▸ **Text provided**
--------------------------------------------------
Attributes and Levels: The Meat and Potatoes
You log messages with levels (Debug, Info, Warn, Error) and attach structured attributes. The basic API uses a sequence of key-value pairs, which is simple but error-prone if you miscount.
// This works...
slog.Info("process completed", "duration_ms", 450, "success", true)
// ...this will panic and ruin your day. The keys and values must come in pairs.
slog.Error("process failed", "error", err, "retries_left") // PANIC: missing value for key
To avoid this foot-gun, slog provides the slog.Attr type and helper functions, which are more verbose but much safer. This is the style I recommend for anything more than a trivial, one-off log.
logger.Info("process completed",
slog.Int("duration_ms", 450),
slog.Bool("success", true),
slog.Group("request",
slog.String("path", "/api/v1/user"),
slog.String("method", "GET"),
),
)
Notice the slog.Group? That’s your best friend for keeping related attributes nested and organized, which prevents clobbering common keys like id or error and makes your JSON logs a joy to query.
Context and With-ness
Like any good modern Go library, slog plays nicely with context.Context. You can store a logger in a context and retrieve it later, which is essential for passing a logger with request-specific attributes (like a request ID) throughout your call stack.
But the real power is in With. The Logger.With method returns a new logger that always includes the given attributes. This is phenomenally useful.
func handleRequest(logger *slog.Logger, req *http.Request) {
// Create a new logger for this request that always includes the request_id
requestLogger := logger.With(
slog.String("request_id", generateRequestID()),
slog.String("path", req.URL.Path),
)
// Now every message logged with requestLogger has those attributes
requestLogger.Info("request started")
// do work...
requestLogger.Info("request completed")
}
This is the correct way to do it. Don’t manually add the request ID to every single log call; you will forget. Attach it to the logger once and be done with it.
The Rough Edges and Questionable Choices
It’s not all sunshine and rainbows. The design of slog has some… interesting quirks.
First, the basic API using alternating key-values is a mistake waiting to happen. It’s far too easy to mess up the order, and you get a runtime panic, not a compile-time error. Always prefer slog.Int(), slog.String(), etc., in anything resembling production code.
--------------------------------------------------
▸ **Material provided**
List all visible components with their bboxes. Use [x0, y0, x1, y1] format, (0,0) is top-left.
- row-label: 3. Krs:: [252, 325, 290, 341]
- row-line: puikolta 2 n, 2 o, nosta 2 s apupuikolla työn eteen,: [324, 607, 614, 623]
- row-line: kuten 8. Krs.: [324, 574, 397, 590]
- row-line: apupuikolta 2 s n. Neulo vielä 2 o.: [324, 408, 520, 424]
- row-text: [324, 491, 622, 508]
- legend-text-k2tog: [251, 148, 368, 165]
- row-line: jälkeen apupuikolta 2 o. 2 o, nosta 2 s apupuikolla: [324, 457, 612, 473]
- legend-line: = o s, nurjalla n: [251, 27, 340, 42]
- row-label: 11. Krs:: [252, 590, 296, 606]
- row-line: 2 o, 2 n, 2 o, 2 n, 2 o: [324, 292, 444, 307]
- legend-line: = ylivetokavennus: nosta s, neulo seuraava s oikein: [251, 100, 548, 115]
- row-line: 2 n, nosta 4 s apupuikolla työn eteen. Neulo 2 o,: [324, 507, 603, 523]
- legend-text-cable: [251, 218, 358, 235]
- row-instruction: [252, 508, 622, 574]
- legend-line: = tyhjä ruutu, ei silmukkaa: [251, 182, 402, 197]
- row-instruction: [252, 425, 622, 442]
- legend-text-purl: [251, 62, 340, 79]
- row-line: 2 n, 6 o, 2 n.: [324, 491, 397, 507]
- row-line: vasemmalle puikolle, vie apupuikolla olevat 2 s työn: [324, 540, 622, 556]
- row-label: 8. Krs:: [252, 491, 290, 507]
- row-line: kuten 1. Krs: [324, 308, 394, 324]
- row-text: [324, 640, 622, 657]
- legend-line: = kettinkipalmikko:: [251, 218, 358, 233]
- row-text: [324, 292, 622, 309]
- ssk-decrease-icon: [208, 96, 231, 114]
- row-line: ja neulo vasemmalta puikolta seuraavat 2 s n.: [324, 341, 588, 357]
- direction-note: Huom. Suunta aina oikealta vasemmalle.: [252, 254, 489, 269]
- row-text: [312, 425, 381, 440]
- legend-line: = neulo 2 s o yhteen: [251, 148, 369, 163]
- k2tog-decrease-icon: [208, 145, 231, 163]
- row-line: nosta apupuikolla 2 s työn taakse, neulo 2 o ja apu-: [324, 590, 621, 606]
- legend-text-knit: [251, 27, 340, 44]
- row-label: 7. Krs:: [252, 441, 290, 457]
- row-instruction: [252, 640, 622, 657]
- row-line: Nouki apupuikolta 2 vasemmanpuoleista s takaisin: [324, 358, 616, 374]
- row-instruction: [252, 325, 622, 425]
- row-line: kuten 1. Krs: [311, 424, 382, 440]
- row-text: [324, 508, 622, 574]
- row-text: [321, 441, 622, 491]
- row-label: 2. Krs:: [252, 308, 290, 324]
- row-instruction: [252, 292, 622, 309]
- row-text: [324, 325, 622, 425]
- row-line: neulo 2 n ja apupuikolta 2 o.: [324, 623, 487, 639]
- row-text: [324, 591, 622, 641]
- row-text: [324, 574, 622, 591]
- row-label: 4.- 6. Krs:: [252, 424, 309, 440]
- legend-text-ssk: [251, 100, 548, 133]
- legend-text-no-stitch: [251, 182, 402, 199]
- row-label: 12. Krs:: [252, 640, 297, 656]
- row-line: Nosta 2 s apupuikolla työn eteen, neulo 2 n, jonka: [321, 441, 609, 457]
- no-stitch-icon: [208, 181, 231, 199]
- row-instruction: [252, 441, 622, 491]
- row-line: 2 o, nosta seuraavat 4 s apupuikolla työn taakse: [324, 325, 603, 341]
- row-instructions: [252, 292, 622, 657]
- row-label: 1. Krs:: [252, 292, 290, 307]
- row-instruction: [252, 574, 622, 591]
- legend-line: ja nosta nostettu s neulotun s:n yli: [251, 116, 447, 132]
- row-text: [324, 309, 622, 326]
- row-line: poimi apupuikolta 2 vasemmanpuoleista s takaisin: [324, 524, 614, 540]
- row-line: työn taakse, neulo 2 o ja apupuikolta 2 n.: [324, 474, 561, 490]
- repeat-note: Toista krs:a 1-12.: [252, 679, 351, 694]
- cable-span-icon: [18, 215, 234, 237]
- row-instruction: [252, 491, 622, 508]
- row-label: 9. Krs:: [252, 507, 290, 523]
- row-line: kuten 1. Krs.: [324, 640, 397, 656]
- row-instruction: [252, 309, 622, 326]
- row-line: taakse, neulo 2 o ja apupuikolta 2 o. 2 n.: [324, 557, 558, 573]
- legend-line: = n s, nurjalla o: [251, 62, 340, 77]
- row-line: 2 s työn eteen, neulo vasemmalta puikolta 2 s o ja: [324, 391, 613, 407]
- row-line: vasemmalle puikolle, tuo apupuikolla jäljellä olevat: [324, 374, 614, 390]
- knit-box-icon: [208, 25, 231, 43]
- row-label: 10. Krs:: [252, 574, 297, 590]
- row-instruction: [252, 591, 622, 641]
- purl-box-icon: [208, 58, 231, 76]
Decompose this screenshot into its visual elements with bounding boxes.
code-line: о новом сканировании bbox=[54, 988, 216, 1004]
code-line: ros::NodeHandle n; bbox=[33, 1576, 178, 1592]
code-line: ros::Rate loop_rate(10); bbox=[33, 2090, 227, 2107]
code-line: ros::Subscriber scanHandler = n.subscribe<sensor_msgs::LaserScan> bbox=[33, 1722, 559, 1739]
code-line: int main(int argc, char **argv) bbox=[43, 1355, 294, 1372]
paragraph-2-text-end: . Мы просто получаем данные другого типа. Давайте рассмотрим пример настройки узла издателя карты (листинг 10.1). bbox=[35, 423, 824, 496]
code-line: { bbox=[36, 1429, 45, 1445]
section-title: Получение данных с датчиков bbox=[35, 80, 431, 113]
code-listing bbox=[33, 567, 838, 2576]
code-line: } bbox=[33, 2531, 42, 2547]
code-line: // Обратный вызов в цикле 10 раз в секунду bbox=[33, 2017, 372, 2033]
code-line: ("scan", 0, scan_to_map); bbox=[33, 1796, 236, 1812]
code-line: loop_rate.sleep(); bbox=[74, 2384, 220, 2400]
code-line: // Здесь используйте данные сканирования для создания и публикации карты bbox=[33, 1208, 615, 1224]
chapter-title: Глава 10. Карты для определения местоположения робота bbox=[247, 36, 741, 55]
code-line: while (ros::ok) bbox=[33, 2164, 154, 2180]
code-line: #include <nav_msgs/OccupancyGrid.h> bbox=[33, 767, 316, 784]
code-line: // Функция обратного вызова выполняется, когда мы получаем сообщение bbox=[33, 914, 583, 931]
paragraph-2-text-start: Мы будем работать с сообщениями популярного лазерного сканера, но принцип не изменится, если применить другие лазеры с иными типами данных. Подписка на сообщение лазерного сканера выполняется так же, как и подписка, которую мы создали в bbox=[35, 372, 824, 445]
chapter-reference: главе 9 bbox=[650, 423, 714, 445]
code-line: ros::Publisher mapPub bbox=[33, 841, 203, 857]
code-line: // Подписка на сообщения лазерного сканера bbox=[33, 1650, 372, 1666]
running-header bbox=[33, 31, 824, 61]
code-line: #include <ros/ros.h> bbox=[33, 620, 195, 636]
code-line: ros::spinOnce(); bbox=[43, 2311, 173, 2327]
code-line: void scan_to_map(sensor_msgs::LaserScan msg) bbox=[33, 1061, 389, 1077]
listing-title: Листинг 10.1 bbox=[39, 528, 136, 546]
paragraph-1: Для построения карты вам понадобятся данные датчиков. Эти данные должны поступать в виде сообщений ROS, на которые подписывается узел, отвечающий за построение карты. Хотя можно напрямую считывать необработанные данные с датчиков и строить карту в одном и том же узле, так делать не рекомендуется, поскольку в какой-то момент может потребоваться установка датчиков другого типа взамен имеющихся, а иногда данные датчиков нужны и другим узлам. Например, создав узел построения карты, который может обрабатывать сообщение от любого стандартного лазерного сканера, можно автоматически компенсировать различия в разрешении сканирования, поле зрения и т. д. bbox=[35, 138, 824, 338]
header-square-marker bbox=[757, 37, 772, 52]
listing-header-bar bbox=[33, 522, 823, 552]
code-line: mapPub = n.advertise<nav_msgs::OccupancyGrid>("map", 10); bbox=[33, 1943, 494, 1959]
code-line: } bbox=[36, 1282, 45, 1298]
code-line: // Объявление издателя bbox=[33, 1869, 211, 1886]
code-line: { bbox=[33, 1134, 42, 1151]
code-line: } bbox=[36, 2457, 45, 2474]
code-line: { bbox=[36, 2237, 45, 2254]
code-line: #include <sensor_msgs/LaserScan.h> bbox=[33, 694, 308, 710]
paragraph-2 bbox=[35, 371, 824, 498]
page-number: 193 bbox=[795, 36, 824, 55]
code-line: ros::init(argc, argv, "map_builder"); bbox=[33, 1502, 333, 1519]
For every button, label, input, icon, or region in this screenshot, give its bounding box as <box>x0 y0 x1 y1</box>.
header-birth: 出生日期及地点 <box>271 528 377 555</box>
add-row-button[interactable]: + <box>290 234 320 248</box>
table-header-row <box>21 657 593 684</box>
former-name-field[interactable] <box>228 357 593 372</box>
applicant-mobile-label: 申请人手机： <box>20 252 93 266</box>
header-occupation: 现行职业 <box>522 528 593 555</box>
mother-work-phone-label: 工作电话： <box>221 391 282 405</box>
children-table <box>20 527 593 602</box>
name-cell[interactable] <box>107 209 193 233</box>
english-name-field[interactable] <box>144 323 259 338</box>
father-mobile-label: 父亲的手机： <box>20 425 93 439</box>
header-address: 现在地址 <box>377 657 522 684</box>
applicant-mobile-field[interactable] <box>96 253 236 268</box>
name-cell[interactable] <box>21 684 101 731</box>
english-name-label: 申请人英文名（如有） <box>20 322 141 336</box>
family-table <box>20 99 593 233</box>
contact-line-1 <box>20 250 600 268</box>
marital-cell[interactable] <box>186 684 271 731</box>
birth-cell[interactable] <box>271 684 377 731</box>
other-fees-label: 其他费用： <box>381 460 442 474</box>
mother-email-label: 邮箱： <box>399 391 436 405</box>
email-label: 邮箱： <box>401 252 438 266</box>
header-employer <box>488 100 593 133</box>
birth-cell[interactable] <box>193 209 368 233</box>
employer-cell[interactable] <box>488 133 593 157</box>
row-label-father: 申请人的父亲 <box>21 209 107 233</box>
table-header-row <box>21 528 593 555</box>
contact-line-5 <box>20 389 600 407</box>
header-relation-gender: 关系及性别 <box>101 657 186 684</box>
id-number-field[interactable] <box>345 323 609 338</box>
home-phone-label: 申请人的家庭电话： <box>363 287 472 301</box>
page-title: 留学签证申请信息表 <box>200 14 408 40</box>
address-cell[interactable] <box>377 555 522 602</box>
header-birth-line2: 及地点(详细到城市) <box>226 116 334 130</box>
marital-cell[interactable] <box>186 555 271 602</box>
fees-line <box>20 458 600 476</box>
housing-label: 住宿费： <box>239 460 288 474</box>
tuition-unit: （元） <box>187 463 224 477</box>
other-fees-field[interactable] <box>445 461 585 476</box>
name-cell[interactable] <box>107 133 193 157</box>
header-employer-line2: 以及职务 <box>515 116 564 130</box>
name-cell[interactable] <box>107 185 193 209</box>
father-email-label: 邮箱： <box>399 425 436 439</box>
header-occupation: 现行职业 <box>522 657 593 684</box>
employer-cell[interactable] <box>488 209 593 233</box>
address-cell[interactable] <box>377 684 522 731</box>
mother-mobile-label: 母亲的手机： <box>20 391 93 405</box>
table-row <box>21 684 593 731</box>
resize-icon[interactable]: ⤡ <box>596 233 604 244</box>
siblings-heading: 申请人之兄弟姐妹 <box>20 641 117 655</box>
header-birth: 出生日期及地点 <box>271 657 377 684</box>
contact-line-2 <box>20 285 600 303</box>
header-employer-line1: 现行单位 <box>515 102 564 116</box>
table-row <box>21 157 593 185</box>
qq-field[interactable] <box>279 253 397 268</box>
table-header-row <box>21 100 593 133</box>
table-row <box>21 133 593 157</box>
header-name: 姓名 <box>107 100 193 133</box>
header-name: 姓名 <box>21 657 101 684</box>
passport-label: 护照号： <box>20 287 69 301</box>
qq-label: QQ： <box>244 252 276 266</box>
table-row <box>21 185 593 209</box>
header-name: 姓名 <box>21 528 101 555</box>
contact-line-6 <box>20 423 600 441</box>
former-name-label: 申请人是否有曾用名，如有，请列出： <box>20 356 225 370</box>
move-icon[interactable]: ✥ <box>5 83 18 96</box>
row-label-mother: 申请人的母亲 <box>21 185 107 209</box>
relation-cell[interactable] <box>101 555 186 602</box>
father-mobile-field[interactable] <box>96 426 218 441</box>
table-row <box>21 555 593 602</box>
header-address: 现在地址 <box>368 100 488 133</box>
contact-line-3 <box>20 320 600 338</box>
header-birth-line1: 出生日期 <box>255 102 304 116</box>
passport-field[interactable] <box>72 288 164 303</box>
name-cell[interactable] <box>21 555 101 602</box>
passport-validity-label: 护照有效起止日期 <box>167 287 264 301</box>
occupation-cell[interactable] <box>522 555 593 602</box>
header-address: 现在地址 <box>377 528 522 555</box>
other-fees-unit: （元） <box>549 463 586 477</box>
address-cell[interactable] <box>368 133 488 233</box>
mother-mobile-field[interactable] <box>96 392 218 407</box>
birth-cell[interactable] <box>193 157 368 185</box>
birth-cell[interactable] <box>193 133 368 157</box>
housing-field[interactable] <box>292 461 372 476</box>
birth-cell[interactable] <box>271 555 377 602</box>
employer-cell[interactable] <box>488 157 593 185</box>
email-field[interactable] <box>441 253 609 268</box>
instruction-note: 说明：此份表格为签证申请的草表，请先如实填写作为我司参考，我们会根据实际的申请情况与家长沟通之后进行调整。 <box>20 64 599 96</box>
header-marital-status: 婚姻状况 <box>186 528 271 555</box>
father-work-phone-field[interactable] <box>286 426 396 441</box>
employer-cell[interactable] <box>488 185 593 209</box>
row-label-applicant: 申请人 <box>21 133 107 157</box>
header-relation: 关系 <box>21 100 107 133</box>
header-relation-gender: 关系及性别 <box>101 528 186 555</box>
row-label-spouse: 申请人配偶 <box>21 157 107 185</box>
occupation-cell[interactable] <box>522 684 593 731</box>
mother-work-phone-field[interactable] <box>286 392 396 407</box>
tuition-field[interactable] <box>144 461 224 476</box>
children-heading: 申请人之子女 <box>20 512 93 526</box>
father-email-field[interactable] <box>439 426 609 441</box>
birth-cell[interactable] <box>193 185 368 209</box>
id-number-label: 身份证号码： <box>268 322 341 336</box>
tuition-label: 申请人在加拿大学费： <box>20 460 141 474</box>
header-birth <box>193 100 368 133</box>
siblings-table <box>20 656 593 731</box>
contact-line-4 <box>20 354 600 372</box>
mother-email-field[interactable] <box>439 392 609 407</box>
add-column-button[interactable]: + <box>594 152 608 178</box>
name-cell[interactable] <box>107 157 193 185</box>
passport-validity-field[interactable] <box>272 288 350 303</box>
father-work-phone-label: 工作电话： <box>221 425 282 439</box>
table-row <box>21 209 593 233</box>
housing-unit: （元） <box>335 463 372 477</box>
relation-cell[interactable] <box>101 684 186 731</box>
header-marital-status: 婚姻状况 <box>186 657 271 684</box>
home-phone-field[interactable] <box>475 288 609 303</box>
--------------------------------------------------
▸ **What the task requires**
In the passage on Go's slog logging, what does the Logger.With method return?

▸ **Exercise output**
A new logger that always includes the given attributes.